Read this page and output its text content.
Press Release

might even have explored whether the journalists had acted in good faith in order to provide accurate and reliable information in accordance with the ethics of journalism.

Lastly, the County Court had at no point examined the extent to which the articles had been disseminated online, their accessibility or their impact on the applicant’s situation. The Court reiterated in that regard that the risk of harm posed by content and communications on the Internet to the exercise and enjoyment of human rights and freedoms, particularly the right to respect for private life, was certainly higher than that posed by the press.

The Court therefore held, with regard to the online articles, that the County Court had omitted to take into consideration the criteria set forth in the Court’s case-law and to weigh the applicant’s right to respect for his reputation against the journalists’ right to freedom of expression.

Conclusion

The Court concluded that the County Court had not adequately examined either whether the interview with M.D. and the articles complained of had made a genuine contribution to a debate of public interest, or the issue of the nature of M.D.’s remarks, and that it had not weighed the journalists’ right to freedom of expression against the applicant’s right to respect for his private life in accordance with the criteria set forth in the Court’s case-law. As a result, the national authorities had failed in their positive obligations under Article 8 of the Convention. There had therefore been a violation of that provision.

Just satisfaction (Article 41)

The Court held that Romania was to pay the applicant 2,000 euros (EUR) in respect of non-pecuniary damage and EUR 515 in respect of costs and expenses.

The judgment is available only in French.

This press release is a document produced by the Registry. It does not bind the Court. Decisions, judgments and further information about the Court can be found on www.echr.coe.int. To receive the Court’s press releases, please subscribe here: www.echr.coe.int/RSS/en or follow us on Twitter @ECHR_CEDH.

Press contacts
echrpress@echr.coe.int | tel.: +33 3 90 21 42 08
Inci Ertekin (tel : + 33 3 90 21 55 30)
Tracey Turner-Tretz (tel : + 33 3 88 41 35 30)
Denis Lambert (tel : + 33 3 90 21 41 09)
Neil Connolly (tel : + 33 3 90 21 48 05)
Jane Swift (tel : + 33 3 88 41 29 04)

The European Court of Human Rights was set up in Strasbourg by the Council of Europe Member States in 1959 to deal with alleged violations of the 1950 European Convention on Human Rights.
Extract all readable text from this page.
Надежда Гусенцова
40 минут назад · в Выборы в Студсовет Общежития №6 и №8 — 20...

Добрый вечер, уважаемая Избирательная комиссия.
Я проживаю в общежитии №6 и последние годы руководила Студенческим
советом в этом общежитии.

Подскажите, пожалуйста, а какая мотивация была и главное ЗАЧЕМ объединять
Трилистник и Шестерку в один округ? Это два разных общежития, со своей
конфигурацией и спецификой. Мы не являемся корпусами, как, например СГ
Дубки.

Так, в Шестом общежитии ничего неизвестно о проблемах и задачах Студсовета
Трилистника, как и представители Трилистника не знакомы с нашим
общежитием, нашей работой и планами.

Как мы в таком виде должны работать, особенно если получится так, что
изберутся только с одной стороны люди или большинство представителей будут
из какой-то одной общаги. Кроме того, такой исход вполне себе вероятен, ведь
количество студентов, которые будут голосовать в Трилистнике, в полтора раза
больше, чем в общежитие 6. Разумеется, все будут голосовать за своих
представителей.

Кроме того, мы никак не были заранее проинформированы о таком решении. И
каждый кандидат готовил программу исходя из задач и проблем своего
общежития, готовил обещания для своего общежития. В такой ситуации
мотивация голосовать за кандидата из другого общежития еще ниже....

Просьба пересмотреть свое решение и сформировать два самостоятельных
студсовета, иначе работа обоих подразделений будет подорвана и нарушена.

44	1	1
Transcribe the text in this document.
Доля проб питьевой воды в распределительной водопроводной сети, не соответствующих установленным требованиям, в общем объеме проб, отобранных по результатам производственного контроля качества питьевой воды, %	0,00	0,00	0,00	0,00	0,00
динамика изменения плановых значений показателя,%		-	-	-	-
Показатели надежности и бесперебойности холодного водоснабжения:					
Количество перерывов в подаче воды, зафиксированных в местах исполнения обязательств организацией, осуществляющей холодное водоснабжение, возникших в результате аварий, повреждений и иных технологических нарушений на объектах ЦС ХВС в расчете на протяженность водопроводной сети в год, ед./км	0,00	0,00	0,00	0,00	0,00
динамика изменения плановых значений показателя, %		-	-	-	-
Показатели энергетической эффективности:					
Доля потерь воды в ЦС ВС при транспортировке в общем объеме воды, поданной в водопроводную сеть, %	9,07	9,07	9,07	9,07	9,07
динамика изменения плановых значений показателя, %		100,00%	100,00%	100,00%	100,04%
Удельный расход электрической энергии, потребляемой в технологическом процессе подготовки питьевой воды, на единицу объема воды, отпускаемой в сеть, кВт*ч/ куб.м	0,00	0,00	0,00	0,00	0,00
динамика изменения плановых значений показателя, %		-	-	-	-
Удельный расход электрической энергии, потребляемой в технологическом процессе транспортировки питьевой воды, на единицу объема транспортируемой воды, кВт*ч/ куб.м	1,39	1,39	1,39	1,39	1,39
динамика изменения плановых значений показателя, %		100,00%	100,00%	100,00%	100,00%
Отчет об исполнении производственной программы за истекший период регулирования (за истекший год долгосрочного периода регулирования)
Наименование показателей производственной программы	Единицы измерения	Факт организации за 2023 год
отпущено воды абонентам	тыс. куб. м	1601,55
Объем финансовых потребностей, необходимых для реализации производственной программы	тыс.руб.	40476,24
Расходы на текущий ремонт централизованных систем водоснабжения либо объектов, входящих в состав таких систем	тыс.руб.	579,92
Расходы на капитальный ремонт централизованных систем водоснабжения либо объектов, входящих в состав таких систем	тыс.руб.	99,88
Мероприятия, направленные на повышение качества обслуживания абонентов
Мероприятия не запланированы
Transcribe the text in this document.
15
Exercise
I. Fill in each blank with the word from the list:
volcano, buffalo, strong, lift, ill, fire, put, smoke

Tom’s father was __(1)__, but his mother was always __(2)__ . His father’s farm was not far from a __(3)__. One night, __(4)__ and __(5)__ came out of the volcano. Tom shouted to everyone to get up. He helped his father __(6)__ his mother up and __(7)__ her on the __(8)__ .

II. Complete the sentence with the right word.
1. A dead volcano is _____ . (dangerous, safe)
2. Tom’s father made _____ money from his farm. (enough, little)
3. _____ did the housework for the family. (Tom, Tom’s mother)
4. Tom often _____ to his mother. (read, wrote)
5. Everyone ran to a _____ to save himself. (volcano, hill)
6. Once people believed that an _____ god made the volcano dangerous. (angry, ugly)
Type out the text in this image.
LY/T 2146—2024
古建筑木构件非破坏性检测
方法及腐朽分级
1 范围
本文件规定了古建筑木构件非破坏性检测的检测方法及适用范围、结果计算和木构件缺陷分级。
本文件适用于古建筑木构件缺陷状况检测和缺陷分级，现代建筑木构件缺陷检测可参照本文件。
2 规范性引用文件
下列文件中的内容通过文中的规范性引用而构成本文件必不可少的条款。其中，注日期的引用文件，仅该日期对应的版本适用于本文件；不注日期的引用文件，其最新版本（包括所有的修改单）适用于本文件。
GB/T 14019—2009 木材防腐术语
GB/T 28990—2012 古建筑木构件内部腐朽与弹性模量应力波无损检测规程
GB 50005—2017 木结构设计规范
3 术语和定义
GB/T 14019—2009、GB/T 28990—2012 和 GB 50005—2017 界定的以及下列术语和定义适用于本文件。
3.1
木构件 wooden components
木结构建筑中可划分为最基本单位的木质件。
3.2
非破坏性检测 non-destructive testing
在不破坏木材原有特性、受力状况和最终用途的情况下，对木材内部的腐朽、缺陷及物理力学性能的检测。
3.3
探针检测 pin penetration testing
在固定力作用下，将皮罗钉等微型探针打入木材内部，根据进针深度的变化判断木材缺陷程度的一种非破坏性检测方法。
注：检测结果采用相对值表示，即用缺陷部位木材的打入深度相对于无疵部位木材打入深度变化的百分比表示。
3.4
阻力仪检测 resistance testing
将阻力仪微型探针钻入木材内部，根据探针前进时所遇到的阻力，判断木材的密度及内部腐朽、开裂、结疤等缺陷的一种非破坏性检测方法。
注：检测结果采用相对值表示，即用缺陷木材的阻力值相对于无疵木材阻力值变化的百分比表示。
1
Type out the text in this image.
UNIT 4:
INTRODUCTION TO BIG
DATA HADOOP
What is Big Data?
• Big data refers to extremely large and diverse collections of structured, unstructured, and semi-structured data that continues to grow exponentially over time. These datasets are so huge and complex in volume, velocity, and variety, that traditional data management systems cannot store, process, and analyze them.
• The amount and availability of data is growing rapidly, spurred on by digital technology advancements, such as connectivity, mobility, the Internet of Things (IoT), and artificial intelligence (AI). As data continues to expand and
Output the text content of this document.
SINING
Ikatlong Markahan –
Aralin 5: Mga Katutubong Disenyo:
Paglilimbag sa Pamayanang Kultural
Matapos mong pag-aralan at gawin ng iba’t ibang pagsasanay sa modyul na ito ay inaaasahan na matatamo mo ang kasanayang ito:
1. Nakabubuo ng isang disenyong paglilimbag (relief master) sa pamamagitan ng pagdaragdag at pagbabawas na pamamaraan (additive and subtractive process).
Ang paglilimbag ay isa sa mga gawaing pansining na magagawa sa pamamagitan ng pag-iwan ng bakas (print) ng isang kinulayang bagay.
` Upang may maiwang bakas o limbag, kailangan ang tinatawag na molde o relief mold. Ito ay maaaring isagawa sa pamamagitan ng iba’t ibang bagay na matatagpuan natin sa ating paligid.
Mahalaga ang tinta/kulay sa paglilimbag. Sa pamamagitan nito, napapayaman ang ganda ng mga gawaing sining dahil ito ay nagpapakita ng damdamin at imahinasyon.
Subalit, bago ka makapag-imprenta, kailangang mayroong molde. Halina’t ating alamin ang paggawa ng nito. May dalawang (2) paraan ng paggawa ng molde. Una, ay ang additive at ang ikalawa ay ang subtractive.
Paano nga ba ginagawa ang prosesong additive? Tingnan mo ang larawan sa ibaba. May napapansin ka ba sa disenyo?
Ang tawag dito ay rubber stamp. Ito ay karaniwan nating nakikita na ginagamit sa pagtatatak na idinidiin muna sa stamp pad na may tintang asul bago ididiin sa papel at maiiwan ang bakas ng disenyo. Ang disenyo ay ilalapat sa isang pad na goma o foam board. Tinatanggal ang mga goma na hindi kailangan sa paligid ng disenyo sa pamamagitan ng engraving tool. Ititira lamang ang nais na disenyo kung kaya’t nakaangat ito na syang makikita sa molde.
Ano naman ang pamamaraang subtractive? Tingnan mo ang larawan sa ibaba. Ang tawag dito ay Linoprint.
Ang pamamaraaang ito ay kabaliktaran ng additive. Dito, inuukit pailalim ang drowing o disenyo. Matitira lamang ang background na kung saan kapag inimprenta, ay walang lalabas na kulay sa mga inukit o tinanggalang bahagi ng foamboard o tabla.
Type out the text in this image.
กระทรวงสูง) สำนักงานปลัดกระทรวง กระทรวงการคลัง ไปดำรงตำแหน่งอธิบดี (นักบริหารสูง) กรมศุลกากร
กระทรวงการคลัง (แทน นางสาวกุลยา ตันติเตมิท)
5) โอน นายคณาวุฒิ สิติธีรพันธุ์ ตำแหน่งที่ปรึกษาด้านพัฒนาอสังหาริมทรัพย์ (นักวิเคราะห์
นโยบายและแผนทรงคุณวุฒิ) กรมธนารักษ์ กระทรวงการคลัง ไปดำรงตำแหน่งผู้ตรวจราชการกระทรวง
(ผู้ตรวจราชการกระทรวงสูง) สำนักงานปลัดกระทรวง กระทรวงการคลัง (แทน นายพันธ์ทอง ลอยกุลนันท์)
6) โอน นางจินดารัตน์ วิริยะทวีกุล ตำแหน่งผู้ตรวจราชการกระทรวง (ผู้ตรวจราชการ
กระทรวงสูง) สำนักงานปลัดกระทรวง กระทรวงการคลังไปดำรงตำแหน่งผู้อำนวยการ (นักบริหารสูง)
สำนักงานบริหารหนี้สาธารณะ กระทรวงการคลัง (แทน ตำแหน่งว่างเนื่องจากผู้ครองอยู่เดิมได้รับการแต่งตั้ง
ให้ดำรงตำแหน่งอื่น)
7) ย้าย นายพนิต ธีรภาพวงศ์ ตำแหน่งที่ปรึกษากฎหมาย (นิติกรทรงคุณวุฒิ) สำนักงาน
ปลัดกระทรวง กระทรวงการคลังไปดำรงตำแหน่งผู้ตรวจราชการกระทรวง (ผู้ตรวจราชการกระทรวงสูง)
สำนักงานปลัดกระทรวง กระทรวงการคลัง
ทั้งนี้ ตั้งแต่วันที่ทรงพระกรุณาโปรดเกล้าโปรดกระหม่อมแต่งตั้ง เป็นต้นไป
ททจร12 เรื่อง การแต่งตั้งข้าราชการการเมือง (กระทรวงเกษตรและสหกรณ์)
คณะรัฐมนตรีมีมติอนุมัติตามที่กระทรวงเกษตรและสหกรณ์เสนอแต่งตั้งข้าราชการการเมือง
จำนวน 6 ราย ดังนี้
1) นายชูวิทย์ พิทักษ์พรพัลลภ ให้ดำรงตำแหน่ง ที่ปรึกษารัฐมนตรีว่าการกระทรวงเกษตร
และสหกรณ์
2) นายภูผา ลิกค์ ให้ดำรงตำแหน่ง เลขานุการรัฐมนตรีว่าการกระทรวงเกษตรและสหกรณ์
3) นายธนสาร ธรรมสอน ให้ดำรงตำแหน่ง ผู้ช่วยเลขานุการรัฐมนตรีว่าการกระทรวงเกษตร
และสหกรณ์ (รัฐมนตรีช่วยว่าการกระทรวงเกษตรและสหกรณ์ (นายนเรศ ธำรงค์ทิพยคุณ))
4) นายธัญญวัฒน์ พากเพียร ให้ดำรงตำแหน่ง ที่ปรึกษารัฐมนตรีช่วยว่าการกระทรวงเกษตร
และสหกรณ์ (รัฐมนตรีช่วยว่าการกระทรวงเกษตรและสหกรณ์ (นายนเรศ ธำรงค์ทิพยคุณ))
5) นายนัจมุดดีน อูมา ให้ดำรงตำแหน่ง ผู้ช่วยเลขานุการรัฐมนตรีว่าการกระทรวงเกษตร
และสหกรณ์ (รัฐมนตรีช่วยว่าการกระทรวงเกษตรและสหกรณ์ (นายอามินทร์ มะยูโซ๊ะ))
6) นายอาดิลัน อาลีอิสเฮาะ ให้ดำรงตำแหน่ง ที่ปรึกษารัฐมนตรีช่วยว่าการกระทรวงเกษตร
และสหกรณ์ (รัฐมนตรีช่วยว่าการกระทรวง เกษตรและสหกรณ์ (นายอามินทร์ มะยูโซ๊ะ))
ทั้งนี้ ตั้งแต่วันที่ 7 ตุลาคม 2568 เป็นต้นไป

──────

▶ [What is being asked]: Pick out every line holding the string "echr" and return it.

▶ [Answer to the problem]:
This press release is a document produced by the Registry. It does not bind the Court. Decisions, judgments and further information about the Court can be found on www.echr.coe.int. To receive the Court’s press releases, please subscribe here: www.echr.coe.int/RSS/en or follow us on Twitter @ECHR_CEDH.
echrpress@echr.coe.int | tel.: +33 3 90 21 42 08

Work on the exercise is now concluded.